» **DATA LISTING**:
+ + + +

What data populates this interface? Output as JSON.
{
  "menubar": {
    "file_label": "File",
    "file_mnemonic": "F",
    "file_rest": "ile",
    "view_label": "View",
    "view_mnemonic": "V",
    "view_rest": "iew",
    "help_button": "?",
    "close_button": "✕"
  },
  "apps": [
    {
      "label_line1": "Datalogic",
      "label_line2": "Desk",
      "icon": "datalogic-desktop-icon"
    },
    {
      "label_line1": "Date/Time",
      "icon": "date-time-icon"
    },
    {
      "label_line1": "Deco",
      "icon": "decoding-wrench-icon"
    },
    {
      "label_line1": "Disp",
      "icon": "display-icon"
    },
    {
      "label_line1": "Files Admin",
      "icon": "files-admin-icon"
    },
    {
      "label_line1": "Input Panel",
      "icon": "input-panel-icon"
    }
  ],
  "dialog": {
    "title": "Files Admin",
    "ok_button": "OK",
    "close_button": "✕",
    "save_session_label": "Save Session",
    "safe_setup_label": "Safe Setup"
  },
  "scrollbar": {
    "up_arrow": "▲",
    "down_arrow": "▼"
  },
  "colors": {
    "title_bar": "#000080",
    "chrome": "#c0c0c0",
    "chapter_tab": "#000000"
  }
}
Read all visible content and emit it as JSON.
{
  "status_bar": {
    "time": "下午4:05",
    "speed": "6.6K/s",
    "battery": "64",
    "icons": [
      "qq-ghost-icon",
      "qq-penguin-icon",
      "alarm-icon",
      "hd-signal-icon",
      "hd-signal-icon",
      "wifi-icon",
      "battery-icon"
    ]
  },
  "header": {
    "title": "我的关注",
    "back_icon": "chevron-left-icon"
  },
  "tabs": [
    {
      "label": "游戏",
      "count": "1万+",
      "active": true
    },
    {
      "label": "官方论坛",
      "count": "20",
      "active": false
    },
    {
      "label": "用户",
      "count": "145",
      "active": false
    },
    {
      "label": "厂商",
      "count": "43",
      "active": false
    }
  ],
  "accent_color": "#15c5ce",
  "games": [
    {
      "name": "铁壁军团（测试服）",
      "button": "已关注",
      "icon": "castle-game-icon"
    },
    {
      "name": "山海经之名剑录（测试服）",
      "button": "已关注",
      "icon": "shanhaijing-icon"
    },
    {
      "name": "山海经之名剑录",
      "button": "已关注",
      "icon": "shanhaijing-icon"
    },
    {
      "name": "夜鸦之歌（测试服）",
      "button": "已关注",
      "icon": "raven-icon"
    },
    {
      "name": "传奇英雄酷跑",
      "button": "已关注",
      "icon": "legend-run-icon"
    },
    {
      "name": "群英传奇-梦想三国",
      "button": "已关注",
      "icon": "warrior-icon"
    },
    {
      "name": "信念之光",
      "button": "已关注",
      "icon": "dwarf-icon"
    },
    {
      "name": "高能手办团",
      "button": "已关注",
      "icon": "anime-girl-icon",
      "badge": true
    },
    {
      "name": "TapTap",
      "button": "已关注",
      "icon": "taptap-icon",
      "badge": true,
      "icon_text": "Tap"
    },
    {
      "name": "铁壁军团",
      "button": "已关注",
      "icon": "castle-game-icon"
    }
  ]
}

+ + + +

In the records above, how many lines contain the word "name"? Give the number alone.

10